Tasks for this exercise:
**A)** According to the passage on estimating events per second, what EPS figure comes from the 3,565 events found in the 5-minute search?
**B)** Continue the passage on estimating events per second from its final sentence.

Provided passage:
>>>
Once you have an exact EPS count you can return to the logging calculator to get a rough estimate of total data ingest. Here is an example logging estimate for 20 EPS.

The above returns an estimate of 1.4 GB ingest.

Unified Events

Navigate to Analysis > Unified Events in the FMC, or Events & Logs > Firewall Threat Defense in cdFMC (note: unified events have not been rolled out to all cdFMC tenants at the time of this writing).






The initial search will run for a period of the last hour and return up to 10,000 events.

Reviewing the above, we can see that 10,000 events were generated in the 1 hour period, and all of them were connection events (the box on the far left). This gives us an estimate of our connections per second, though we need to keep in mind that traffic levels can vary greatly depending on the time of day. Because our event results are already at the maximum of 10,000, there isn’t any use in expanding our time window—since 10,000 events is the maximum returned, expanding our time window will still result in 10,000 events.

Let’s reduce the time window until we get fewer than 10,000 events.

We’ll set a Fixed Time Range and configure a time window of just 5 minutes.

This search returned 3,565 events. Because this is less than 10,000, we know that this is an accurate event rate.

📘

NOTE

When searching, be aware that events could have been pruned during the time window; it’s advisable to search in the past to confirm that events were not recently pruned. For example, if we search from 12:00:00 to 13:00:00 > > and return no events, we know that all of the events in that time frame were pruned. This means that some or all > of the events from 13:00:00 to 14:00:00 could have been pruned as well.

We can use the 3,565 event total to estimate EPS. 5 minutes x 60 seconds = 300 seconds, and 3,565 events / 300 seconds is an EPS of 11.88. However this is only one sample, so it would be wise to take multiple samples across both peak and non-peak hours and then average them together to get a more accurate EPS.

Calculating Threat EPS with Unified Events

We can calculate EPS for only threat events using unified events. To do this, we simply click the event icons for security intelligence, intrusion, file, and malware.

This adds each category to the search filter as shown.
<<<
Data lines:
>>>
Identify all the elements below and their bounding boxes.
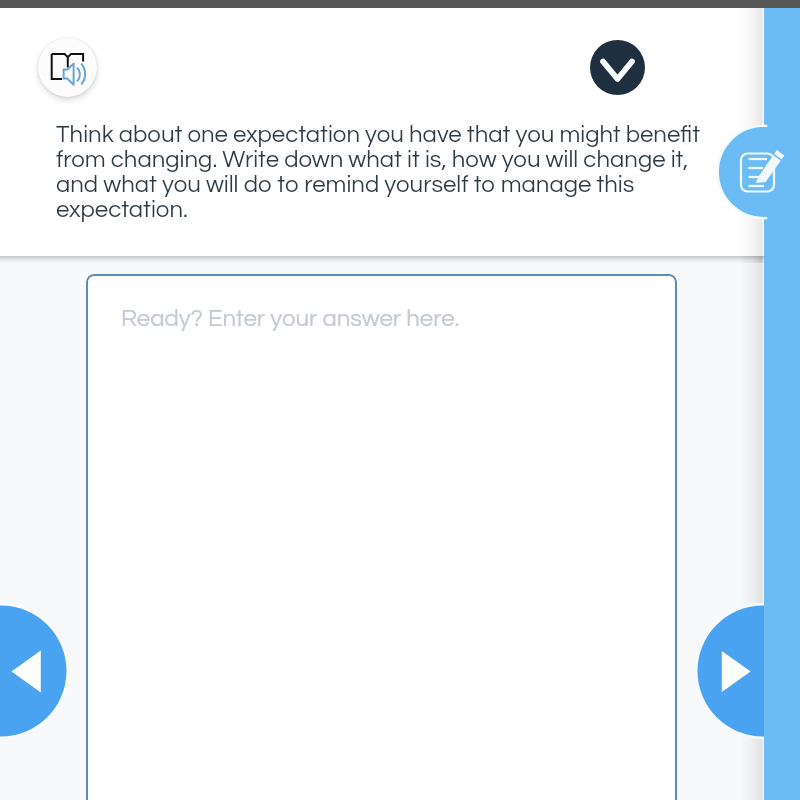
<<<
Answer set:
**A)** An EPS of 11.88 (3,565 events / 300 seconds).

**B)**
This search returned no events. We’ll do a full 24 hour search (preferably not including a weekend) so we can make an accurate EPS estimate.

This search returned 3,498 events.

Because the event count is under 10,000 and each of these event types has a default database of over 10,000, we know that these event results are accurate and free of any pruning. If the search results returned exactly 10,000 events, we would need to reduce our search window until we returned less than the 10,000 Unified event limit.

With 3,498 events over a 1 day time frame, we can calculate EPS. 3,498 events in a day / 86,400 seconds in a day (24 hours x 60 minutes x 60 seconds) yields .04 EPS. Our logging estimator doesn’t accept values less than one, but if we calculate an EPS of 1 it results in an estimate of .1 GB a day, a very manageable number.

Calculating Events per Second with Analysis > Events

This is an optional workflow that is an alternative to the steps provided for unified events in the prior section. This workflow isn’t available for cdFMC, but it is useful for accurately counting a single event type in a given period. We’ll use security intelligence events for this example, and the steps can be copied for counting intrusion, file, malware, and other event types. We’ll do a separate calculation for connection events in the next section, as these are more difficult due to frequent pruning.

In the FMC, navigate to Analysis > Connections > Security-Related Events.











Click on the timestamp in the top right.

We want a precise time frame, so select Static Time Window in the top left, and choose a preset timeframe. While a 1 hour time frame can be useful, it’s recommended to use 1 day so that we can get an average of events across both peak and off hours. Click Apply.

For this lab deployment we only have 8 events across the 24 hour time period.

If we had significantly more, we could determine EPS by dividing the total number of events in the 24 hour period by 86,400 (24 hours x 60 minutes x 60 seconds). If the event total is larger than expected or we want to identify tuning opportunities, we can use the report generator. Note that the above event set contains only one security intelligence category—malicious. Security intelligence events can be high volume, and that volume could be driven significantly by one category, or even a single IP within a single category. Click on Create Report.

Click the trash icon in the top right to remove the application details report. For the table view section, set the format to bar chart, the X-Axis to security intelligence category, and leave the Y-Axis on connections. Check the box to inherit time window (the time frame from our prior search) and set the results to 100 (the maximum allowed for bar charts). Click Generate.

Name the report if desired, select an output format, then click Generate again.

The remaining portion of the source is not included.